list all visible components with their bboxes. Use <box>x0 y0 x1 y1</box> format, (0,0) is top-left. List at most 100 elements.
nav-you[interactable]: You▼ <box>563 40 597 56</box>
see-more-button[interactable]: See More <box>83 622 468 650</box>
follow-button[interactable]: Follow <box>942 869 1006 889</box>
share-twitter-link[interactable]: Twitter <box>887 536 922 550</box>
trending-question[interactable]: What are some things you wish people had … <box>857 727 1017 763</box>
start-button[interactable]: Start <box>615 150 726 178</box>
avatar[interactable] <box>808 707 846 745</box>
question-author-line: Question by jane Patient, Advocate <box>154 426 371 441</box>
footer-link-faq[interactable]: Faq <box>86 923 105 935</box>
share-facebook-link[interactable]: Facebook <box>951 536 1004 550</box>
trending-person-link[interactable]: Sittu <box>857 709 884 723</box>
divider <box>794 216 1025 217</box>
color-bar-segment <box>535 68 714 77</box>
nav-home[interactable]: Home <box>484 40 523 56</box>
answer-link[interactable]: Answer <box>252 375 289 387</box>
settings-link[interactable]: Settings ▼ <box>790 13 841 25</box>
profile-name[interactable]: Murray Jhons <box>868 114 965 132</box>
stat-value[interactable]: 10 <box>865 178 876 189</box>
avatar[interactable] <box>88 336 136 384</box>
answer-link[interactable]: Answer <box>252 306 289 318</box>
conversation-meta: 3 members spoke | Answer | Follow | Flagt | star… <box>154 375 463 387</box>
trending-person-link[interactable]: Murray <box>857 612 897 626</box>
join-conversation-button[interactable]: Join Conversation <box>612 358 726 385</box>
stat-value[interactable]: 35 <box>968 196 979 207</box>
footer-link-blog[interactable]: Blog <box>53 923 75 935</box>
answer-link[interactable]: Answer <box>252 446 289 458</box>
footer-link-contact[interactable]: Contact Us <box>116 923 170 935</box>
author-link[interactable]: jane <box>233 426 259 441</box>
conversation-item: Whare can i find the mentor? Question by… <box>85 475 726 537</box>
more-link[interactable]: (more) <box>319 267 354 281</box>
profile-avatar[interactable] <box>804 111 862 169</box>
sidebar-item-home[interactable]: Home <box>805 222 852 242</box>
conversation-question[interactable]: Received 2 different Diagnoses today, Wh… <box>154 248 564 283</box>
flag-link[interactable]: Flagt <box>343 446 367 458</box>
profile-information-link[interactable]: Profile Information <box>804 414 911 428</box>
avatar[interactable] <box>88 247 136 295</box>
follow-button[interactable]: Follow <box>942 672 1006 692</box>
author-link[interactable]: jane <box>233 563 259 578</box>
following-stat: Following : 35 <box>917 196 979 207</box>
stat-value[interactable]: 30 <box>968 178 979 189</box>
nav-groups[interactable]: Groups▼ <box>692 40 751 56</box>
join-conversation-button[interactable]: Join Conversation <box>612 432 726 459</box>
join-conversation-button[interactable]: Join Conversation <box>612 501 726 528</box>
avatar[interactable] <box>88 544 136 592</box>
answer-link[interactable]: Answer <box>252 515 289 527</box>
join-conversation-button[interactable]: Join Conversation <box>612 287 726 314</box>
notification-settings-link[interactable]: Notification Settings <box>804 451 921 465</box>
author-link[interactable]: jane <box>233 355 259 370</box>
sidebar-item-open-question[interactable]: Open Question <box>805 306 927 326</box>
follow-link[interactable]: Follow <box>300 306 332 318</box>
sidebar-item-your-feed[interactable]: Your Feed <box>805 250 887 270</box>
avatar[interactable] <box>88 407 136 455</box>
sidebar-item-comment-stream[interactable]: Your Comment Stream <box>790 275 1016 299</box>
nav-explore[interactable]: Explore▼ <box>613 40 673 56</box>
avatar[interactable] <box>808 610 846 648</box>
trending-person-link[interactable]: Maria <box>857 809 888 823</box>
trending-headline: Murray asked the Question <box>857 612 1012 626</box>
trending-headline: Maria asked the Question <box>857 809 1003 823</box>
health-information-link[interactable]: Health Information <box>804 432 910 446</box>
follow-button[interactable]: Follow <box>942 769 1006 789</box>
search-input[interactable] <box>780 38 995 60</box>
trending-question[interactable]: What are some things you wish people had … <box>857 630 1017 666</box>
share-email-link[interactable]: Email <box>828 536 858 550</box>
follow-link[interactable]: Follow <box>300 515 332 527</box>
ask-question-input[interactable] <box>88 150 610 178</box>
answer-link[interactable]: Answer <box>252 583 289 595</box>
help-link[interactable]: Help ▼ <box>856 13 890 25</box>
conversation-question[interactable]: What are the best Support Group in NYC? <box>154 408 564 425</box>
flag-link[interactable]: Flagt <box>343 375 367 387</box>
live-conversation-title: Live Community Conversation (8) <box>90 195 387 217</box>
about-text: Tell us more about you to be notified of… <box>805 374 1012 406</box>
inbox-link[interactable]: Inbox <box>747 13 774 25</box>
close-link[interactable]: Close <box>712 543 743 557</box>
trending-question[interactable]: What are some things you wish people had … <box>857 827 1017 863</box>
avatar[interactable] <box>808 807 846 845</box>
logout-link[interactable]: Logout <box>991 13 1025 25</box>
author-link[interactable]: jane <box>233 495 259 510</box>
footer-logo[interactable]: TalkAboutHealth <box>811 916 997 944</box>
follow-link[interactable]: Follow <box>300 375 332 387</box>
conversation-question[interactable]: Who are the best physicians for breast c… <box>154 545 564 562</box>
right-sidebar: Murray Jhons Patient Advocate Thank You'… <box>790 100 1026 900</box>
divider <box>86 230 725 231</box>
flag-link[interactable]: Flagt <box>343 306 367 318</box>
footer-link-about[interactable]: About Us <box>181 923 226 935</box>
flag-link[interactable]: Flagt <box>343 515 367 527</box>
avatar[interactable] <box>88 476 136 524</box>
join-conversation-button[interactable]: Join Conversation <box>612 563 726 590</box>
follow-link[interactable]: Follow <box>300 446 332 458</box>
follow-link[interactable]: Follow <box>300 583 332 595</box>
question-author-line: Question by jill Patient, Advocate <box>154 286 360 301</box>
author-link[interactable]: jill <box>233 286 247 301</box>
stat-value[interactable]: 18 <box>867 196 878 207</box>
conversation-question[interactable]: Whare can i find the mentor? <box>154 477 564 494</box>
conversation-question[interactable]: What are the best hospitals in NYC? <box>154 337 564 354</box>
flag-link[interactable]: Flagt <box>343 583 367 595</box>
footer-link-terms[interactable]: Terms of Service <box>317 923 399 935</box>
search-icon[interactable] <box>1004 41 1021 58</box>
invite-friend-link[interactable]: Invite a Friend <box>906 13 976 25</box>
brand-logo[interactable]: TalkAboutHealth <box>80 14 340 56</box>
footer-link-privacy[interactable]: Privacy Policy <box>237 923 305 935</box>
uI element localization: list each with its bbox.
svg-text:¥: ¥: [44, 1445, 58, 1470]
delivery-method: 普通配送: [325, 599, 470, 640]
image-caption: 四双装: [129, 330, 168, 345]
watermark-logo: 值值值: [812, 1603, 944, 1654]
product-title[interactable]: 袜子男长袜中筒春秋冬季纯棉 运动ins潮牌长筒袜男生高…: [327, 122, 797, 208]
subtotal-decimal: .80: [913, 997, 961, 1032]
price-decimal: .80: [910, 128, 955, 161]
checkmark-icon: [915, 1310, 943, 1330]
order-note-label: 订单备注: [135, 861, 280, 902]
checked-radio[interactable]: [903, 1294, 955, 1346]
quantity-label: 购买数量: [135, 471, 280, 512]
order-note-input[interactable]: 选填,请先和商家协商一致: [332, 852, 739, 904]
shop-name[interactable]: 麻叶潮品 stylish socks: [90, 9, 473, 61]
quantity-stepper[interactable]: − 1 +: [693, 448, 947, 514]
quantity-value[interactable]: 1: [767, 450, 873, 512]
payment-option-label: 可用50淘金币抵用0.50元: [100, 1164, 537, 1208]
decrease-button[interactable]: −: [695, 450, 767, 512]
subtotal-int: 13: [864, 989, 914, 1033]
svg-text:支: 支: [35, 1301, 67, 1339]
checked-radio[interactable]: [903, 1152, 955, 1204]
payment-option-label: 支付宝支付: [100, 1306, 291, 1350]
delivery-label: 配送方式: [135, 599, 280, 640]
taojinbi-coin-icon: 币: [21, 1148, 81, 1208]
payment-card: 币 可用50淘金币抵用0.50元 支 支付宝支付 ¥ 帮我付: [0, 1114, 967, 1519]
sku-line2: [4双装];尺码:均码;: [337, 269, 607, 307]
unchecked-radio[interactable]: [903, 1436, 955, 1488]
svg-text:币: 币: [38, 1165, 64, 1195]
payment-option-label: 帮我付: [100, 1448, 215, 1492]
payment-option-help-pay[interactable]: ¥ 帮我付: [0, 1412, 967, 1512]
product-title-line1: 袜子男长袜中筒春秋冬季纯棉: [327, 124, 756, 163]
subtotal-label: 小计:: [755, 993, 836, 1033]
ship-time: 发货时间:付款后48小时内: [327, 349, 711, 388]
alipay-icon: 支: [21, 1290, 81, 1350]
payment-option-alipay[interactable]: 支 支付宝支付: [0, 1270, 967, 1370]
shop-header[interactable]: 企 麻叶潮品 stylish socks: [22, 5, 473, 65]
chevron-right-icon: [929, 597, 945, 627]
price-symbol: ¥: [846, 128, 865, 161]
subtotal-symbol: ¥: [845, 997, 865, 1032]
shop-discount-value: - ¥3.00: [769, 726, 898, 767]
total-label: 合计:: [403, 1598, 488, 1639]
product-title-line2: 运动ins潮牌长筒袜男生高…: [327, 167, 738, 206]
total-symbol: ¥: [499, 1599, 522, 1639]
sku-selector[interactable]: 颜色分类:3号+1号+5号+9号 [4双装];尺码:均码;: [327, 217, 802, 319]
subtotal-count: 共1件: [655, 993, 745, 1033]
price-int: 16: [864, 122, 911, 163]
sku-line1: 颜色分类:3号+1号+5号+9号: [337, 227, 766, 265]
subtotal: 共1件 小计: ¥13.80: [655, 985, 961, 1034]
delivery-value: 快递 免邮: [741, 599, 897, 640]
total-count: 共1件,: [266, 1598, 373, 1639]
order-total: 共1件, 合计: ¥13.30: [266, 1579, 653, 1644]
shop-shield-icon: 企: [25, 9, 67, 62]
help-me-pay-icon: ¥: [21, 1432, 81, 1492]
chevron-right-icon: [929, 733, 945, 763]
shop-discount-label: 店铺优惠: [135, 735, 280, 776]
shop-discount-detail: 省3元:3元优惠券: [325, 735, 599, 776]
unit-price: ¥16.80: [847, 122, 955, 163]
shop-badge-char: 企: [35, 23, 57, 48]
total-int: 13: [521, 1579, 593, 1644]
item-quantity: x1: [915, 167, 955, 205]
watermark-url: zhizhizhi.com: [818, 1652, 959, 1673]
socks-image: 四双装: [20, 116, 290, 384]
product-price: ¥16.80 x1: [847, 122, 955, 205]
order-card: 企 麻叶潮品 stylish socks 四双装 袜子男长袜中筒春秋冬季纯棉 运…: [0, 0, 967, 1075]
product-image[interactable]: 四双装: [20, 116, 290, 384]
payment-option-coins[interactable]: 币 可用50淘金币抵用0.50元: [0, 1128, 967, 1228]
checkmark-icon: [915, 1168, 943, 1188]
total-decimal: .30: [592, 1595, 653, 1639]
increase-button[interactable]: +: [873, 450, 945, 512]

• • • • •

● **TASK TO CARRY OUT**
Copy the stretch from the very first line through the line that contains "profile-name[interactable]: Murray Jhons", keeping every character unchanged.

● **TASK RESPONSE**
list all visible components with their bboxes. Use <box>x0 y0 x1 y1</box> format, (0,0) is top-left. List at most 100 elements.
nav-you[interactable]: You▼ <box>563 40 597 56</box>
see-more-button[interactable]: See More <box>83 622 468 650</box>
follow-button[interactable]: Follow <box>942 869 1006 889</box>
share-twitter-link[interactable]: Twitter <box>887 536 922 550</box>
trending-question[interactable]: What are some things you wish people had … <box>857 727 1017 763</box>
start-button[interactable]: Start <box>615 150 726 178</box>
avatar[interactable] <box>808 707 846 745</box>
question-author-line: Question by jane Patient, Advocate <box>154 426 371 441</box>
footer-link-faq[interactable]: Faq <box>86 923 105 935</box>
share-facebook-link[interactable]: Facebook <box>951 536 1004 550</box>
trending-person-link[interactable]: Sittu <box>857 709 884 723</box>
divider <box>794 216 1025 217</box>
color-bar-segment <box>535 68 714 77</box>
nav-home[interactable]: Home <box>484 40 523 56</box>
answer-link[interactable]: Answer <box>252 375 289 387</box>
settings-link[interactable]: Settings ▼ <box>790 13 841 25</box>
profile-name[interactable]: Murray Jhons <box>868 114 965 132</box>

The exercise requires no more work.